● Problem statement
Go through the data below line by line and count those containing the word "tabs". Reply with the count only.
— begin Data rows —
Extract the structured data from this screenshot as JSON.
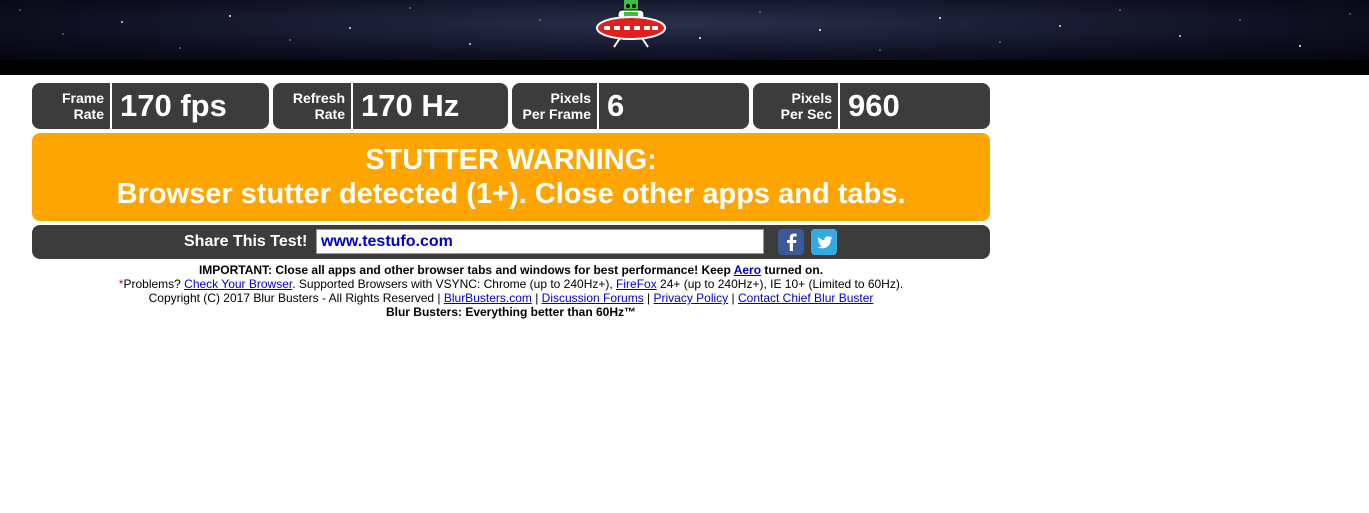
{
  "stats": [
    {
      "label_line1": "Frame",
      "label_line2": "Rate",
      "value": "170 fps"
    },
    {
      "label_line1": "Refresh",
      "label_line2": "Rate",
      "value": "170 Hz"
    },
    {
      "label_line1": "Pixels",
      "label_line2": "Per Frame",
      "value": "6"
    },
    {
      "label_line1": "Pixels",
      "label_line2": "Per Sec",
      "value": "960"
    }
  ],
  "warning": {
    "title": "STUTTER WARNING:",
    "message": "Browser stutter detected (1+). Close other apps and tabs."
  },
  "share": {
    "label": "Share This Test!",
    "url": "www.testufo.com"
  },
  "footer": {
    "important_prefix": "IMPORTANT: Close all apps and other browser tabs and windows for best performance! Keep ",
    "aero_link": "Aero",
    "important_suffix": " turned on.",
    "problems_star": "*",
    "problems_prefix": "Problems? ",
    "check_browser_link": "Check Your Browser",
    "supported_text": ". Supported Browsers with VSYNC: Chrome (up to 240Hz+), ",
    "firefox_link": "FireFox",
    "supported_rest": " 24+ (up to 240Hz+), IE 10+ (Limited to 60Hz).",
    "copyright": "Copyright (C) 2017 Blur Busters - All Rights Reserved | ",
    "blurbusters_link": "BlurBusters.com",
    "sep1": " | ",
    "forums_link": "Discussion Forums",
    "sep2": " | ",
    "privacy_link": "Privacy Policy",
    "sep3": " | ",
    "contact_link": "Contact Chief Blur Buster",
    "tagline": "Blur Busters: Everything better than 60Hz™"
  },
  "colors": {
    "stat_bg": "#3c3c3c",
    "warning_bg": "#ffa500",
    "link": "#0000cc"
  },
  "icons": [
    "ufo-logo-icon",
    "facebook-icon",
    "twitter-icon"
  ]
}
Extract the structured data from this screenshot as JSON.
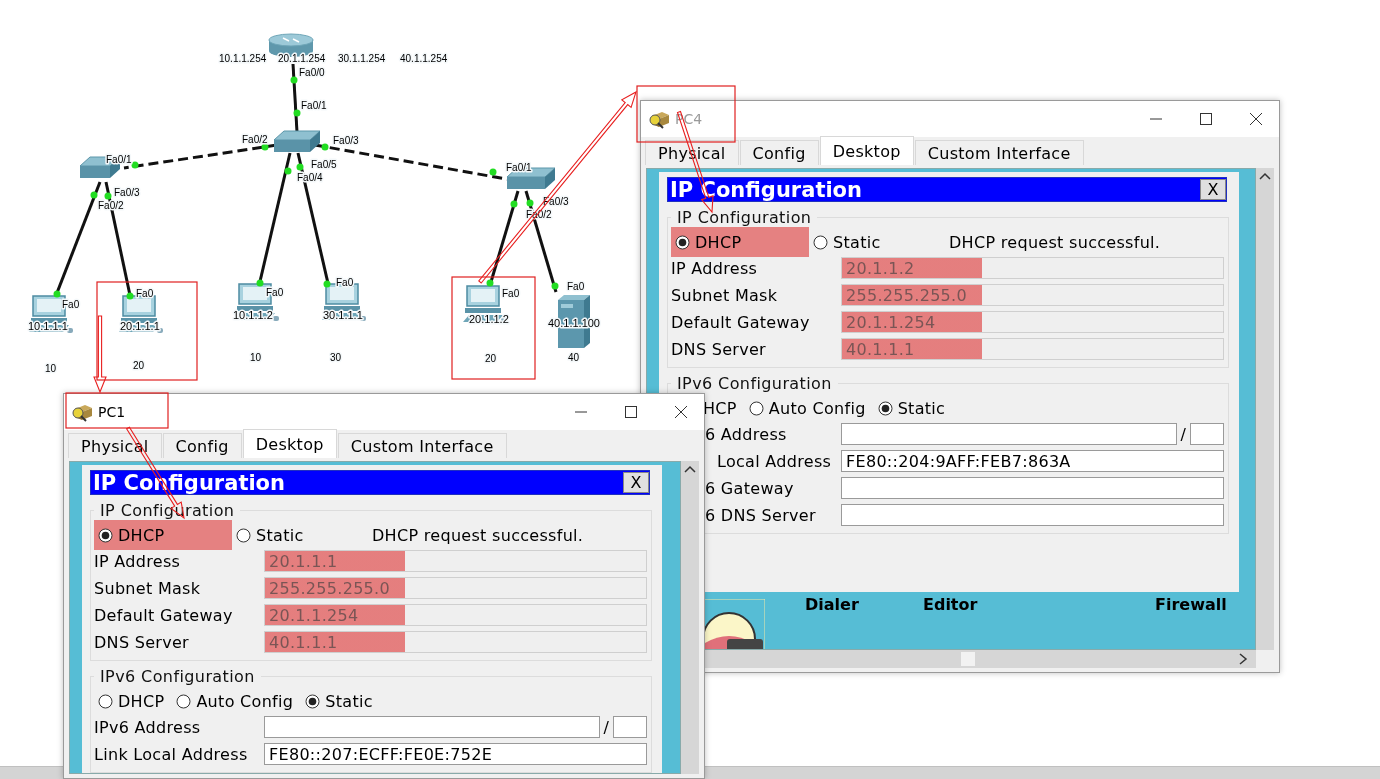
— end Data rows —
● Written response
2